**THE TASK**
Convert every line of the entries below into a Markdown table with the columns Row and Entry line, numbering the rows in order. Leave out blank lines and the pictures.

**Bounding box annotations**
:::::
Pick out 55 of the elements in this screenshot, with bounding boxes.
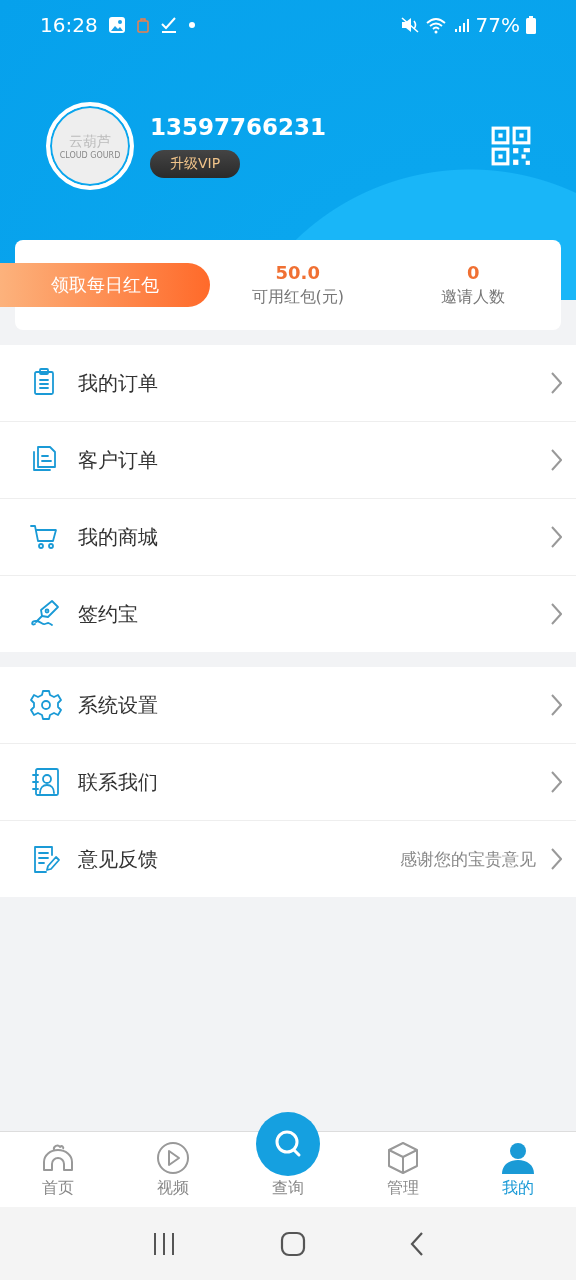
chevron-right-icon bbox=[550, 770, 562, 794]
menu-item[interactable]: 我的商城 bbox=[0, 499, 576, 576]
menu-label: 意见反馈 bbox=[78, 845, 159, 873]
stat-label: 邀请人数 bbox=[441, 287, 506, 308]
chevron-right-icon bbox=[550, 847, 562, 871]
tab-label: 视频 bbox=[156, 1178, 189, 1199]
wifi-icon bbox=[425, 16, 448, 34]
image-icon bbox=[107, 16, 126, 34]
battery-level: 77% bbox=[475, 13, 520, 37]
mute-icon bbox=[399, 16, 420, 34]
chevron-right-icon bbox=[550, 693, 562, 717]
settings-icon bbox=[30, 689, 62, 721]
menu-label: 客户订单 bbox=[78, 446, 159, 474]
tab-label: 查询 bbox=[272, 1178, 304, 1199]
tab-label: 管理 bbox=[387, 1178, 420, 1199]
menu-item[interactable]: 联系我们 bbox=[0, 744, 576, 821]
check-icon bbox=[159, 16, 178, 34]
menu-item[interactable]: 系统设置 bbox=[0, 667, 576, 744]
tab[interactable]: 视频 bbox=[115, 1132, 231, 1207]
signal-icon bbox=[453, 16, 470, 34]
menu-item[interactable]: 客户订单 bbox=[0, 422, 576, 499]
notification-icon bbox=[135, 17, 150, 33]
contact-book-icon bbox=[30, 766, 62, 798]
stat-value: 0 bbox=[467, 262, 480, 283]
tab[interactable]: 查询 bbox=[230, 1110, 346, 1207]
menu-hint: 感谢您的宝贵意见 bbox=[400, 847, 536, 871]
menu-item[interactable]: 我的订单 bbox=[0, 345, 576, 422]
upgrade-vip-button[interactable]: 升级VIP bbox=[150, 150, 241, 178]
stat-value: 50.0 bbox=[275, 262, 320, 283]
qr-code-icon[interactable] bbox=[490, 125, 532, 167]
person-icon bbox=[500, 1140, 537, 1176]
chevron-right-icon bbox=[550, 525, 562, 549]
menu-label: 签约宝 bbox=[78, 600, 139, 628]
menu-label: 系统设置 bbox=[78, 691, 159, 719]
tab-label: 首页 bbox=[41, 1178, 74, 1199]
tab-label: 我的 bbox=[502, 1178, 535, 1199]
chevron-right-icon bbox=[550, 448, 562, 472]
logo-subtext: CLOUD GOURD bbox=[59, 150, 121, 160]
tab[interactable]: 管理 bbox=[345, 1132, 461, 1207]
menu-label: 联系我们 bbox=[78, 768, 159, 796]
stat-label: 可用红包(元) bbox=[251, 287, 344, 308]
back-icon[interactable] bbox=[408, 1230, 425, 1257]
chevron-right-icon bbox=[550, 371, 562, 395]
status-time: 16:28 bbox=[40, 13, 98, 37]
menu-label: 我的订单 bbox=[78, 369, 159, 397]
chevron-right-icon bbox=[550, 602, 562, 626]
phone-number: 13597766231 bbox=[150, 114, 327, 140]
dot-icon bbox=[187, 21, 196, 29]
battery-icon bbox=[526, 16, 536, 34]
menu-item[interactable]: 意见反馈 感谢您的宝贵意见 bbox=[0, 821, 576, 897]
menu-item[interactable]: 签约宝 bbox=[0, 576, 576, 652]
:::::
**THE SOLUTION**
| Row | Entry line |
|---|---|
| 1 | Pick out 55 of the elements in this screenshot, with bounding boxes. |
| 2 | chevron-right-icon bbox=[550, 770, 562, 794] |
| 3 | menu-item[interactable]: 我的商城 bbox=[0, 499, 576, 576] |
| 4 | menu-label: 意见反馈 bbox=[78, 845, 159, 873] |
| 5 | stat-label: 邀请人数 bbox=[441, 287, 506, 308] |
| 6 | chevron-right-icon bbox=[550, 847, 562, 871] |
| 7 | tab-label: 视频 bbox=[156, 1178, 189, 1199] |
| 8 | wifi-icon bbox=[425, 16, 448, 34] |
| 9 | image-icon bbox=[107, 16, 126, 34] |
| 10 | battery-level: 77% bbox=[475, 13, 520, 37] |
| 11 | mute-icon bbox=[399, 16, 420, 34] |
| 12 | chevron-right-icon bbox=[550, 693, 562, 717] |
| 13 | settings-icon bbox=[30, 689, 62, 721] |
| 14 | menu-label: 客户订单 bbox=[78, 446, 159, 474] |
| 15 | tab-label: 查询 bbox=[272, 1178, 304, 1199] |
| 16 | tab-label: 管理 bbox=[387, 1178, 420, 1199] |
| 17 | menu-item[interactable]: 联系我们 bbox=[0, 744, 576, 821] |
| 18 | check-icon bbox=[159, 16, 178, 34] |
| 19 | menu-item[interactable]: 系统设置 bbox=[0, 667, 576, 744] |
| 20 | tab[interactable]: 视频 bbox=[115, 1132, 231, 1207] |
| 21 | signal-icon bbox=[453, 16, 470, 34] |
| 22 | menu-item[interactable]: 客户订单 bbox=[0, 422, 576, 499] |
| 23 | notification-icon bbox=[135, 17, 150, 33] |
| 24 | contact-book-icon bbox=[30, 766, 62, 798] |
| 25 | stat-value: 0 bbox=[467, 262, 480, 283] |
| 26 | tab[interactable]: 查询 bbox=[230, 1110, 346, 1207] |
| 27 | menu-hint: 感谢您的宝贵意见 bbox=[400, 847, 536, 871] |
| 28 | menu-item[interactable]: 我的订单 bbox=[0, 345, 576, 422] |
| 29 | upgrade-vip-button[interactable]: 升级VIP bbox=[150, 150, 241, 178] |
| 30 | stat-value: 50.0 bbox=[275, 262, 320, 283] |
| 31 | qr-code-icon[interactable] bbox=[490, 125, 532, 167] |
| 32 | person-icon bbox=[500, 1140, 537, 1176] |
| 33 | chevron-right-icon bbox=[550, 525, 562, 549] |
| 34 | menu-label: 签约宝 bbox=[78, 600, 139, 628] |
| 35 | menu-label: 系统设置 bbox=[78, 691, 159, 719] |
| 36 | tab-label: 首页 bbox=[41, 1178, 74, 1199] |
| 37 | tab-label: 我的 bbox=[502, 1178, 535, 1199] |
| 38 | chevron-right-icon bbox=[550, 448, 562, 472] |
| 39 | logo-subtext: CLOUD GOURD bbox=[59, 150, 121, 160] |
| 40 | tab[interactable]: 管理 bbox=[345, 1132, 461, 1207] |
| 41 | menu-label: 联系我们 bbox=[78, 768, 159, 796] |
| 42 | stat-label: 可用红包(元) bbox=[251, 287, 344, 308] |
| 43 | back-icon[interactable] bbox=[408, 1230, 425, 1257] |
| 44 | chevron-right-icon bbox=[550, 371, 562, 395] |
| 45 | status-time: 16:28 bbox=[40, 13, 98, 37] |
| 46 | menu-label: 我的订单 bbox=[78, 369, 159, 397] |
| 47 | chevron-right-icon bbox=[550, 602, 562, 626] |
| 48 | phone-number: 13597766231 bbox=[150, 114, 327, 140] |
| 49 | dot-icon bbox=[187, 21, 196, 29] |
| 50 | battery-icon bbox=[526, 16, 536, 34] |
| 51 | menu-item[interactable]: 意见反馈 感谢您的宝贵意见 bbox=[0, 821, 576, 897] |
| 52 | menu-item[interactable]: 签约宝 bbox=[0, 576, 576, 652] |